Collection entries:
* * * * * * * * *
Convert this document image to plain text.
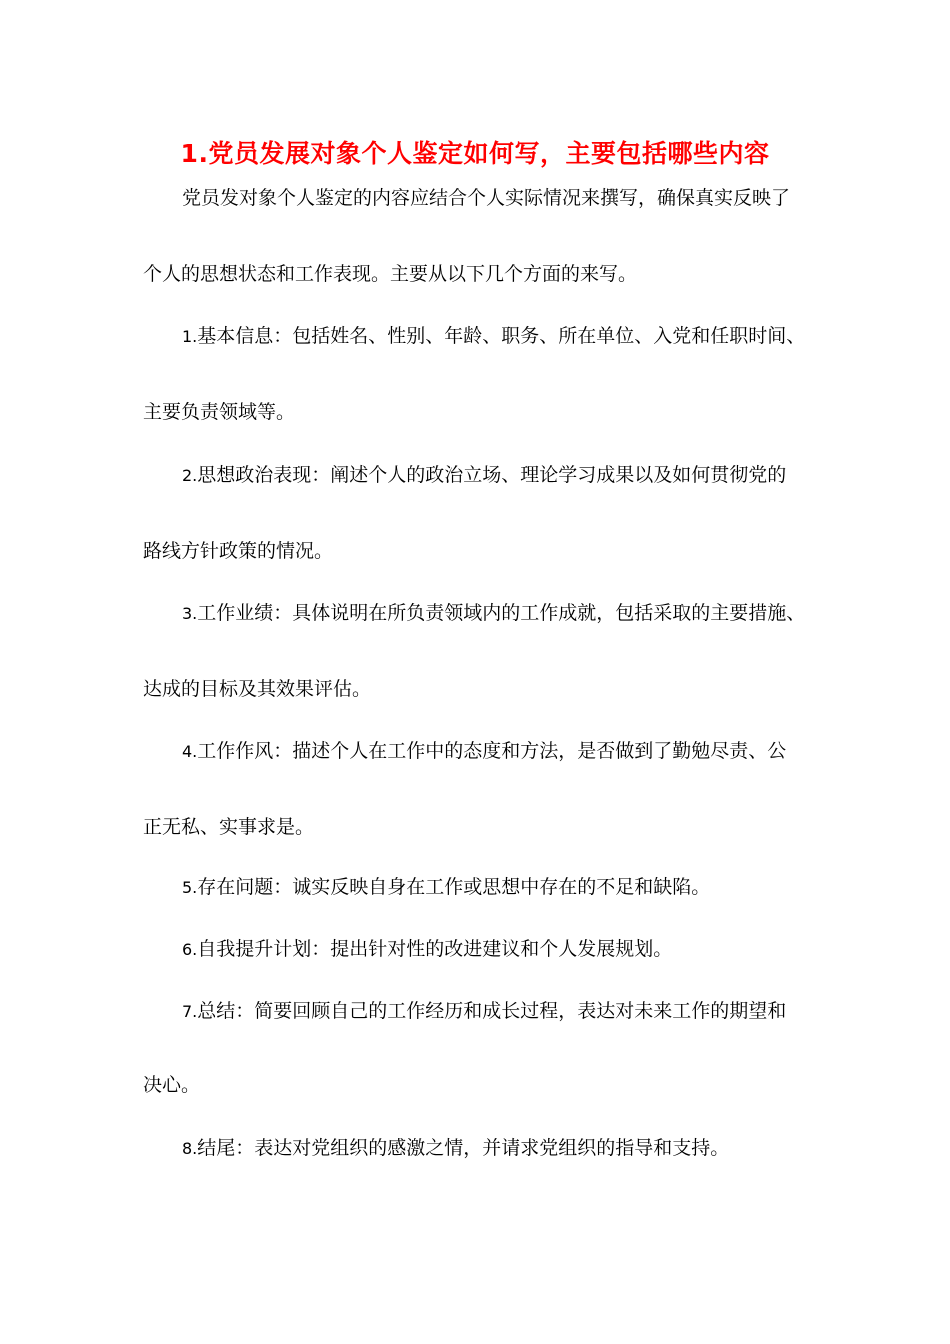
1.党员发展对象个人鉴定如何写，主要包括哪些内容
党员发对象个人鉴定的内容应结合个人实际情况来撰写，确保真实反映了
个人的思想状态和工作表现。主要从以下几个方面的来写。
1.基本信息：包括姓名、性别、年龄、职务、所在单位、入党和任职时间、
主要负责领域等。
2.思想政治表现：阐述个人的政治立场、理论学习成果以及如何贯彻党的
路线方针政策的情况。
3.工作业绩：具体说明在所负责领域内的工作成就，包括采取的主要措施、
达成的目标及其效果评估。
4.工作作风：描述个人在工作中的态度和方法，是否做到了勤勉尽责、公
正无私、实事求是。
5.存在问题：诚实反映自身在工作或思想中存在的不足和缺陷。
6.自我提升计划：提出针对性的改进建议和个人发展规划。
7.总结：简要回顾自己的工作经历和成长过程，表达对未来工作的期望和
决心。
8.结尾：表达对党组织的感激之情，并请求党组织的指导和支持。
* * * * * * * * *
# [Direction]
Copy the material above in full and exactly, skipping pictures.

# [Answer to this task]
Convert this document image to plain text.
1.党员发展对象个人鉴定如何写，主要包括哪些内容
党员发对象个人鉴定的内容应结合个人实际情况来撰写，确保真实反映了
个人的思想状态和工作表现。主要从以下几个方面的来写。
1.基本信息：包括姓名、性别、年龄、职务、所在单位、入党和任职时间、
主要负责领域等。
2.思想政治表现：阐述个人的政治立场、理论学习成果以及如何贯彻党的
路线方针政策的情况。
3.工作业绩：具体说明在所负责领域内的工作成就，包括采取的主要措施、
达成的目标及其效果评估。
4.工作作风：描述个人在工作中的态度和方法，是否做到了勤勉尽责、公
正无私、实事求是。
5.存在问题：诚实反映自身在工作或思想中存在的不足和缺陷。
6.自我提升计划：提出针对性的改进建议和个人发展规划。
7.总结：简要回顾自己的工作经历和成长过程，表达对未来工作的期望和
决心。
8.结尾：表达对党组织的感激之情，并请求党组织的指导和支持。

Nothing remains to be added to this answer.